| Objective |
Locate the string "transformados" throughout the material and copy every line in which it occurs.

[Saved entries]
▶

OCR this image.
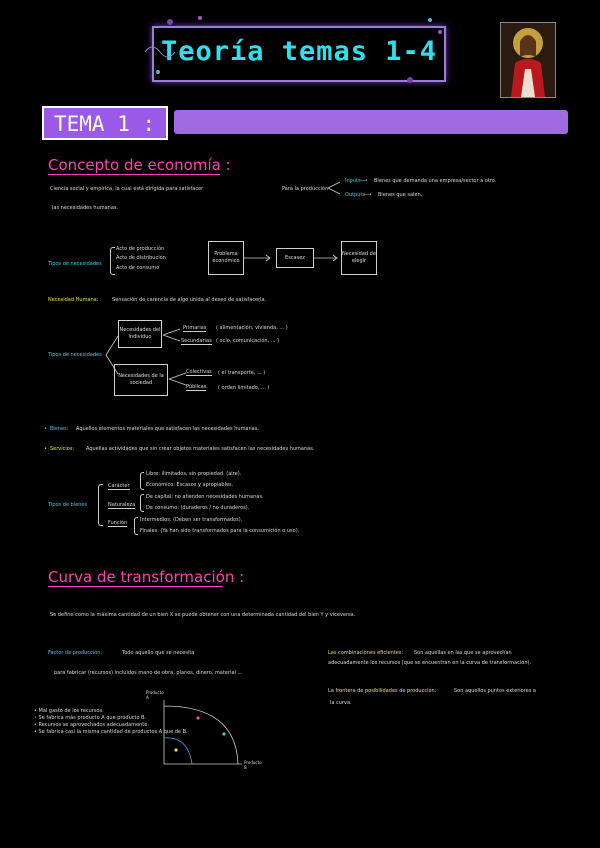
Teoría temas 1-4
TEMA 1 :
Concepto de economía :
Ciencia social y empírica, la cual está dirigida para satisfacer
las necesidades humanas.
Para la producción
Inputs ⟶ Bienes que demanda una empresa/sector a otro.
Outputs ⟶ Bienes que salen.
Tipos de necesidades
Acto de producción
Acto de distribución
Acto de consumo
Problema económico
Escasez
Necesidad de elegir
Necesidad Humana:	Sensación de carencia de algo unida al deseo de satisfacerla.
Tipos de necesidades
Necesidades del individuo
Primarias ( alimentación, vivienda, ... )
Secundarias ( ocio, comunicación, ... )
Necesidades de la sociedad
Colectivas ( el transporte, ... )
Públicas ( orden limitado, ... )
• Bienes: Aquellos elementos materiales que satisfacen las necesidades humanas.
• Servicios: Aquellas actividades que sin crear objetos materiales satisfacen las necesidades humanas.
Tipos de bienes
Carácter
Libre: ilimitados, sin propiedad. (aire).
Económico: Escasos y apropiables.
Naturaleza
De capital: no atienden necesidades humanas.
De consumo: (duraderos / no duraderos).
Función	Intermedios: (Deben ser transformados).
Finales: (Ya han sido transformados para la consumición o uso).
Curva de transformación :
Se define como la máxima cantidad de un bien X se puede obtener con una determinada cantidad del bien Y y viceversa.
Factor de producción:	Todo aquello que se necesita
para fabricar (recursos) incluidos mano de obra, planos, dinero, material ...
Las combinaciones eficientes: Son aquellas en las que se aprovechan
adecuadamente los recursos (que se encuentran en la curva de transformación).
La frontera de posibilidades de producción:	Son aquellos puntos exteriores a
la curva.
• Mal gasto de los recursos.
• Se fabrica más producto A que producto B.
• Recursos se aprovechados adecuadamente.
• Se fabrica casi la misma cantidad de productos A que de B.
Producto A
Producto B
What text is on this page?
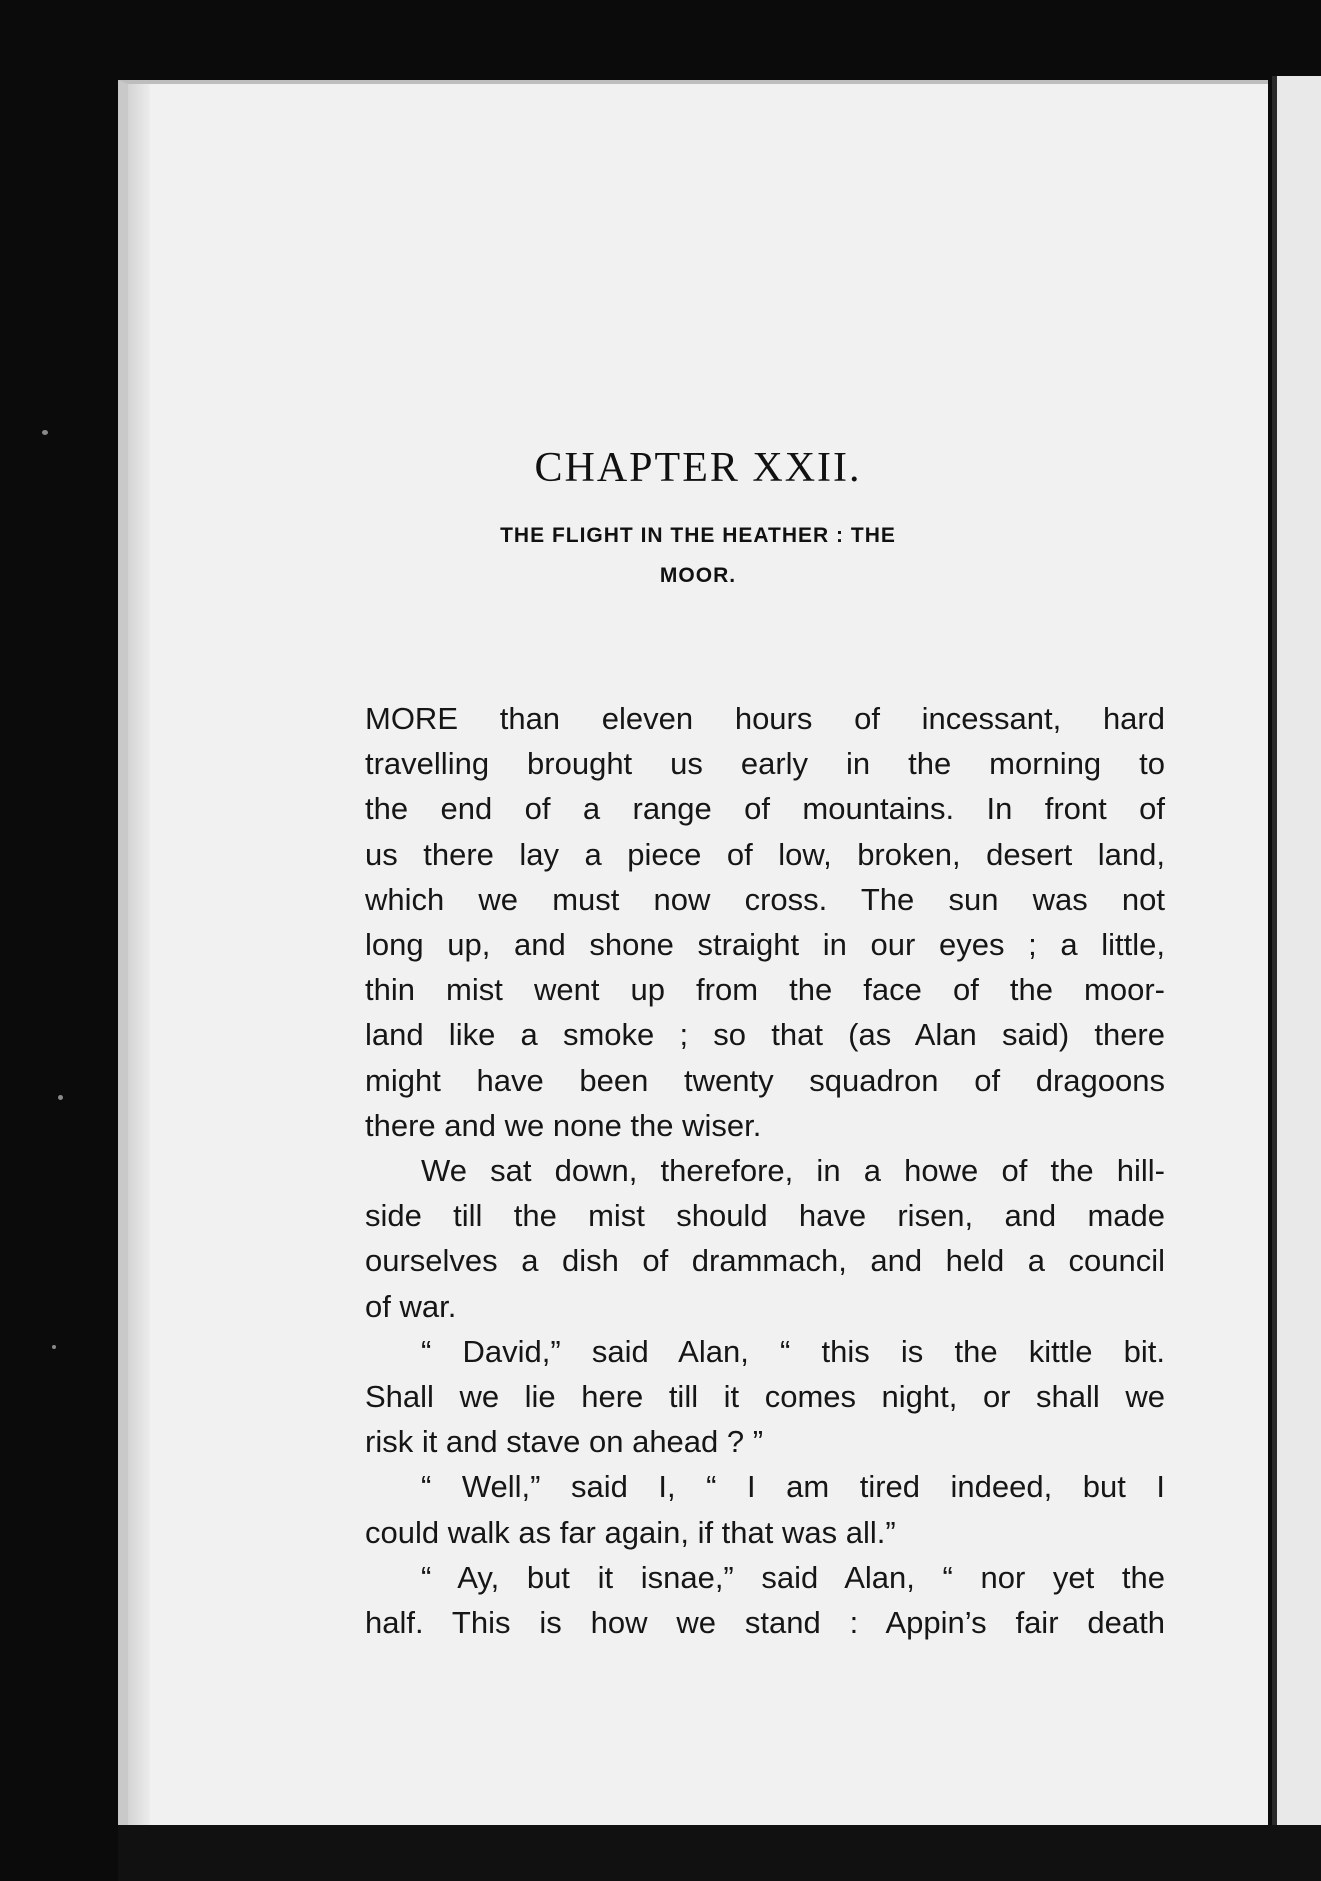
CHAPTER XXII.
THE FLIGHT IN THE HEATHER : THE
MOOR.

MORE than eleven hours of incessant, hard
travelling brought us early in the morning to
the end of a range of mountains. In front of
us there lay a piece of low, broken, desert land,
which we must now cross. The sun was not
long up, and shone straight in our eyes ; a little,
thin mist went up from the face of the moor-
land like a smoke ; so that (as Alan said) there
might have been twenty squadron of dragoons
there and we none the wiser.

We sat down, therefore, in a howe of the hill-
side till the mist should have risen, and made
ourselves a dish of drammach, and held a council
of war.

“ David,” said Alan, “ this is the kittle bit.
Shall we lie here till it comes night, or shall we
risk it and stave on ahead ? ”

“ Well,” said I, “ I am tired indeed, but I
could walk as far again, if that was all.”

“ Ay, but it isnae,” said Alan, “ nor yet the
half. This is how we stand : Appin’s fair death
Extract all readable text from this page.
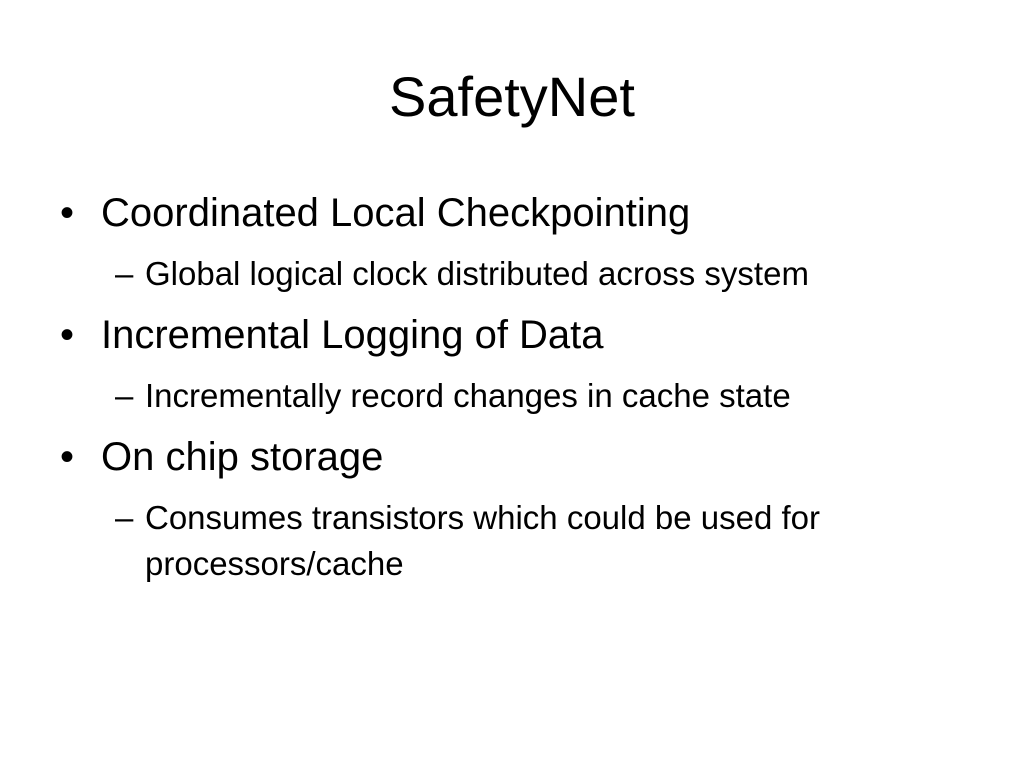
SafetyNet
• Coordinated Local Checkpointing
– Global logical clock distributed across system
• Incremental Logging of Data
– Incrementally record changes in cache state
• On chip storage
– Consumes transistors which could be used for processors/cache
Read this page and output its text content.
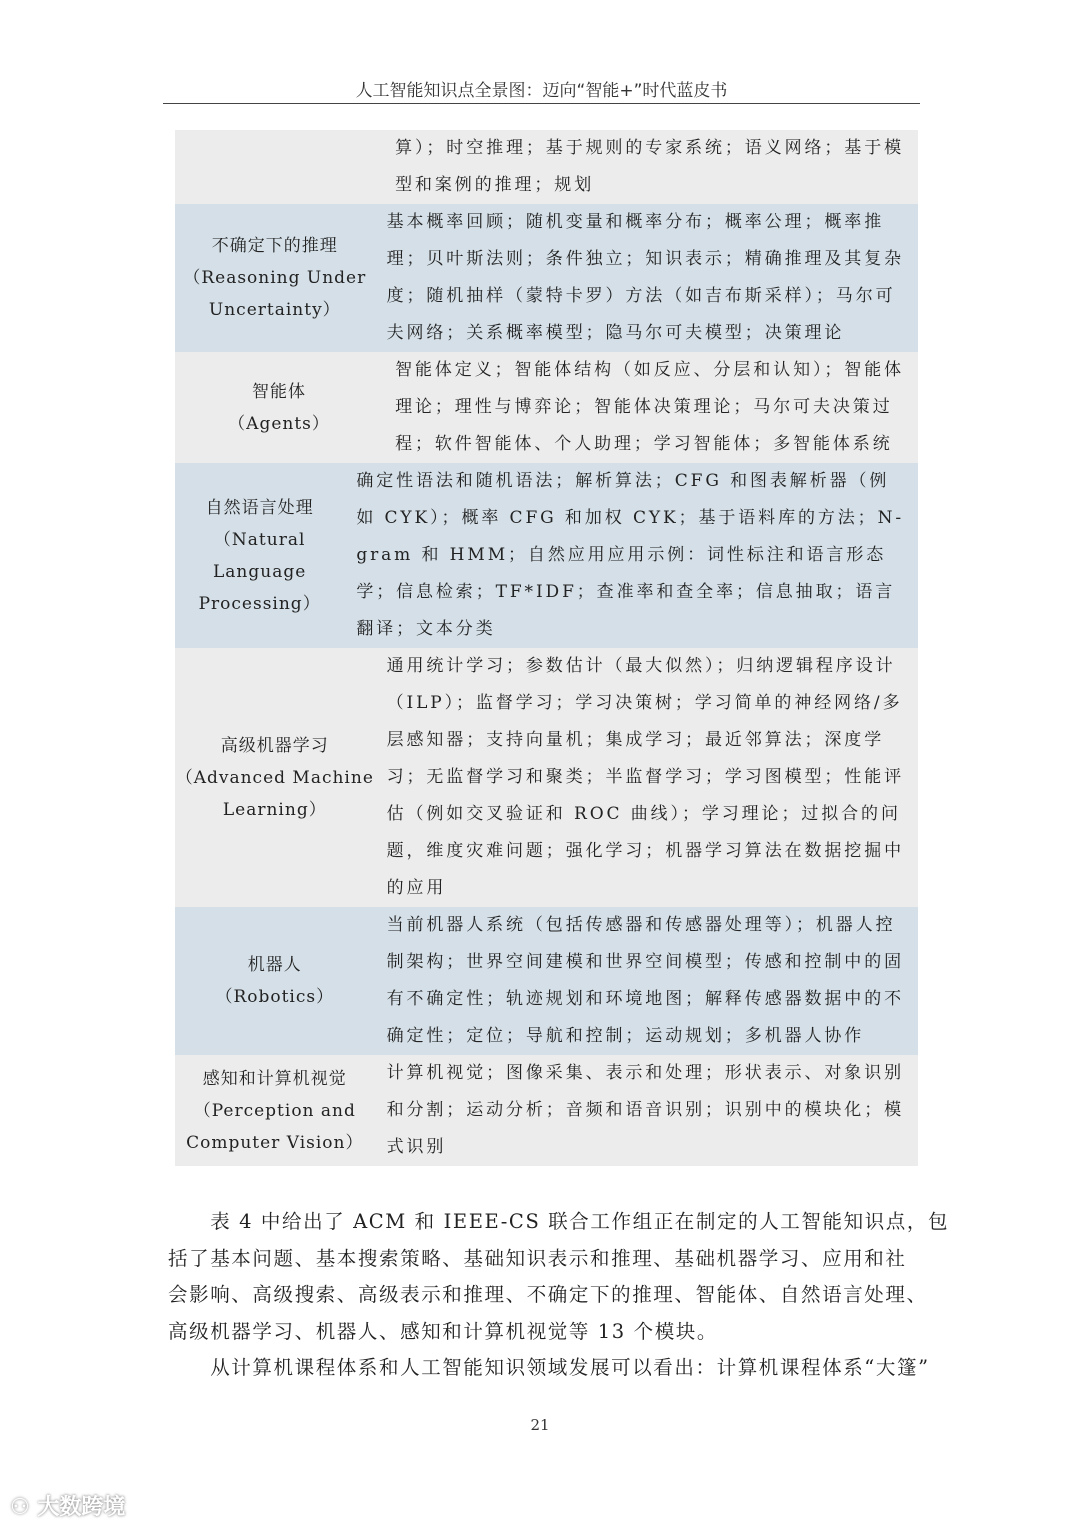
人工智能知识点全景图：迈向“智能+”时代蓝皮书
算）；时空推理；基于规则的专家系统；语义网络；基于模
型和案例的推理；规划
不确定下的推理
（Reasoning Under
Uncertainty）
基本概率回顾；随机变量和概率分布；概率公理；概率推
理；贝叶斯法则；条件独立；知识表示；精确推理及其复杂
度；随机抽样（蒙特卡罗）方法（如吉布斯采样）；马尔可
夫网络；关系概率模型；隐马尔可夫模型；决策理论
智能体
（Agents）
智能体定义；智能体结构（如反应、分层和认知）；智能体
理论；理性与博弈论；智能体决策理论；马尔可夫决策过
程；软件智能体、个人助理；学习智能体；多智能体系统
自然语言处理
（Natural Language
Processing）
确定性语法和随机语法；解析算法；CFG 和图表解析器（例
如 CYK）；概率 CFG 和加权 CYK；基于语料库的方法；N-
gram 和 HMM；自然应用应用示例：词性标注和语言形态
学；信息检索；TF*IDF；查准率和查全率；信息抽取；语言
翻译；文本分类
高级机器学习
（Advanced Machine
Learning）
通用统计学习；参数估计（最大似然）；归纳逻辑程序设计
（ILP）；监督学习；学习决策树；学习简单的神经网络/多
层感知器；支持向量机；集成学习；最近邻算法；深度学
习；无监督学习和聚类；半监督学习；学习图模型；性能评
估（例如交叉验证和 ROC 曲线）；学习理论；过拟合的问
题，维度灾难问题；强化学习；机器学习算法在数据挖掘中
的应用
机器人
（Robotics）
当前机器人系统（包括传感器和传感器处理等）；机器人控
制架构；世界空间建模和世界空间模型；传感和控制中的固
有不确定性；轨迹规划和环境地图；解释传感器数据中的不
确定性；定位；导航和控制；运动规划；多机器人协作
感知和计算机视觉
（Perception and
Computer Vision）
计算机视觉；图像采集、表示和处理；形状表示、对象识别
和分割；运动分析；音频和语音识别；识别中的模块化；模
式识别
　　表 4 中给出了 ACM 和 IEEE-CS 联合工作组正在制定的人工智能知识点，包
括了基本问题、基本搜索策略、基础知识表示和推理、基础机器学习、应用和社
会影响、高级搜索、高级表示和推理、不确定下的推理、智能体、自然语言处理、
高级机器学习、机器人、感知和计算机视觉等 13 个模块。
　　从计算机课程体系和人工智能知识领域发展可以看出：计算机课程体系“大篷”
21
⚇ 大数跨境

◀

| Right answer |
Función	Intermedios: (Deben ser transformados).
Finales: (Ya han sido transformados para la consumición o uso).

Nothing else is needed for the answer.